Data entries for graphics

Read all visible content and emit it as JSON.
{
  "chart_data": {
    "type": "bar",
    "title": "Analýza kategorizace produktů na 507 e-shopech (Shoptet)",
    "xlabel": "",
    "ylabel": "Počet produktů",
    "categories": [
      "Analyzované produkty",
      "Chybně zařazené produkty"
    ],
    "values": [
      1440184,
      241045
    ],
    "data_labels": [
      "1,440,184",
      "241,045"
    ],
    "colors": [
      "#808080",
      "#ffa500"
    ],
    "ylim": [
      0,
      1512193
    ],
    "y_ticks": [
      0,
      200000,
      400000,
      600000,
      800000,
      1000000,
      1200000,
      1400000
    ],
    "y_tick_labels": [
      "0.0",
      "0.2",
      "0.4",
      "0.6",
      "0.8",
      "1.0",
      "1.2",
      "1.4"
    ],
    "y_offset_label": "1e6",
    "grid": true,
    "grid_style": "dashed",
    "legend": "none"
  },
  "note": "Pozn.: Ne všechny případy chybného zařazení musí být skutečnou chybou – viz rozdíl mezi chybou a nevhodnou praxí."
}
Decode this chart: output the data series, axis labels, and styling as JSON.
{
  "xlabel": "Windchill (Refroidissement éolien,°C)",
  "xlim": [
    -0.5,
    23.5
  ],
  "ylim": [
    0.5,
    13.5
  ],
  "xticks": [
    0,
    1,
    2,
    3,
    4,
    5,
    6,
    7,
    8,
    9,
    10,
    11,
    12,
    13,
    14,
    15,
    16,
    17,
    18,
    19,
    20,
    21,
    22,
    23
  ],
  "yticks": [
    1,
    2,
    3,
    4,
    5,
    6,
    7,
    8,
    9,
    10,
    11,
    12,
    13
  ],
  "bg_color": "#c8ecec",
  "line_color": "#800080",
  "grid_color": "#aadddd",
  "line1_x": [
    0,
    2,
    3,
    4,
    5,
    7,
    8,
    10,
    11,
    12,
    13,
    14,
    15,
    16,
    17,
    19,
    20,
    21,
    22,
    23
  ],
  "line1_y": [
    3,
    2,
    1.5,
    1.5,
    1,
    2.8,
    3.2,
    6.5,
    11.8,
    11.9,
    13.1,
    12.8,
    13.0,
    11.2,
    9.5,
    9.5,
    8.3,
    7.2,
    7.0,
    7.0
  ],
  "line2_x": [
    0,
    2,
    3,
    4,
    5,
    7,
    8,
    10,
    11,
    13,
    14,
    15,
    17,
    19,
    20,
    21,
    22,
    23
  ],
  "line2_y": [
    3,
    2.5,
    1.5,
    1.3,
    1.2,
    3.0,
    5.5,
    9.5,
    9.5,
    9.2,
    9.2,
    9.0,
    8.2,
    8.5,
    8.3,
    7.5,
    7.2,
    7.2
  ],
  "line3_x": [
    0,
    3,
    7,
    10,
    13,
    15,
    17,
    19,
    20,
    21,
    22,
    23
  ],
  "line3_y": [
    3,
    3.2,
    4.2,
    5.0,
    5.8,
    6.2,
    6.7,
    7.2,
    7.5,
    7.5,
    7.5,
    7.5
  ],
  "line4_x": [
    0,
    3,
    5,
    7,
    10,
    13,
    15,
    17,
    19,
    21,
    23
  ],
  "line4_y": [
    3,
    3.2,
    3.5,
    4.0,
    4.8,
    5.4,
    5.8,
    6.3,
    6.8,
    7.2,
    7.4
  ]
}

> [Short problem] Write each line above out exactly.

> [Solution]
Read all visible content and emit it as JSON.
{
  "chart_data": {
    "type": "bar",
    "title": "Analýza kategorizace produktů na 507 e-shopech (Shoptet)",
    "xlabel": "",
    "ylabel": "Počet produktů",
    "categories": [
      "Analyzované produkty",
      "Chybně zařazené produkty"
    ],
    "values": [
      1440184,
      241045
    ],
    "data_labels": [
      "1,440,184",
      "241,045"
    ],
    "colors": [
      "#808080",
      "#ffa500"
    ],
    "ylim": [
      0,
      1512193
    ],
    "y_ticks": [
      0,
      200000,
      400000,
      600000,
      800000,
      1000000,
      1200000,
      1400000
    ],
    "y_tick_labels": [
      "0.0",
      "0.2",
      "0.4",
      "0.6",
      "0.8",
      "1.0",
      "1.2",
      "1.4"
    ],
    "y_offset_label": "1e6",
    "grid": true,
    "grid_style": "dashed",
    "legend": "none"
  },
  "note": "Pozn.: Ne všechny případy chybného zařazení musí být skutečnou chybou – viz rozdíl mezi chybou a nevhodnou praxí."
}
Decode this chart: output the data series, axis labels, and styling as JSON.
{
  "xlabel": "Windchill (Refroidissement éolien,°C)",
  "xlim": [
    -0.5,
    23.5
  ],
  "ylim": [
    0.5,
    13.5
  ],
  "xticks": [
    0,
    1,
    2,
    3,
    4,
    5,
    6,
    7,
    8,
    9,
    10,
    11,
    12,
    13,
    14,
    15,
    16,
    17,
    18,
    19,
    20,
    21,
    22,
    23
  ],
  "yticks": [
    1,
    2,
    3,
    4,
    5,
    6,
    7,
    8,
    9,
    10,
    11,
    12,
    13
  ],
  "bg_color": "#c8ecec",
  "line_color": "#800080",
  "grid_color": "#aadddd",
  "line1_x": [
    0,
    2,
    3,
    4,
    5,
    7,
    8,
    10,
    11,
    12,
    13,
    14,
    15,
    16,
    17,
    19,
    20,
    21,
    22,
    23
  ],
  "line1_y": [
    3,
    2,
    1.5,
    1.5,
    1,
    2.8,
    3.2,
    6.5,
    11.8,
    11.9,
    13.1,
    12.8,
    13.0,
    11.2,
    9.5,
    9.5,
    8.3,
    7.2,
    7.0,
    7.0
  ],
  "line2_x": [
    0,
    2,
    3,
    4,
    5,
    7,
    8,
    10,
    11,
    13,
    14,
    15,
    17,
    19,
    20,
    21,
    22,
    23
  ],
  "line2_y": [
    3,
    2.5,
    1.5,
    1.3,
    1.2,
    3.0,
    5.5,
    9.5,
    9.5,
    9.2,
    9.2,
    9.0,
    8.2,
    8.5,
    8.3,
    7.5,
    7.2,
    7.2
  ],
  "line3_x": [
    0,
    3,
    7,
    10,
    13,
    15,
    17,
    19,
    20,
    21,
    22,
    23
  ],
  "line3_y": [
    3,
    3.2,
    4.2,
    5.0,
    5.8,
    6.2,
    6.7,
    7.2,
    7.5,
    7.5,
    7.5,
    7.5
  ],
  "line4_x": [
    0,
    3,
    5,
    7,
    10,
    13,
    15,
    17,
    19,
    21,
    23
  ],
  "line4_y": [
    3,
    3.2,
    3.5,
    4.0,
    4.8,
    5.4,
    5.8,
    6.3,
    6.8,
    7.2,
    7.4
  ]
}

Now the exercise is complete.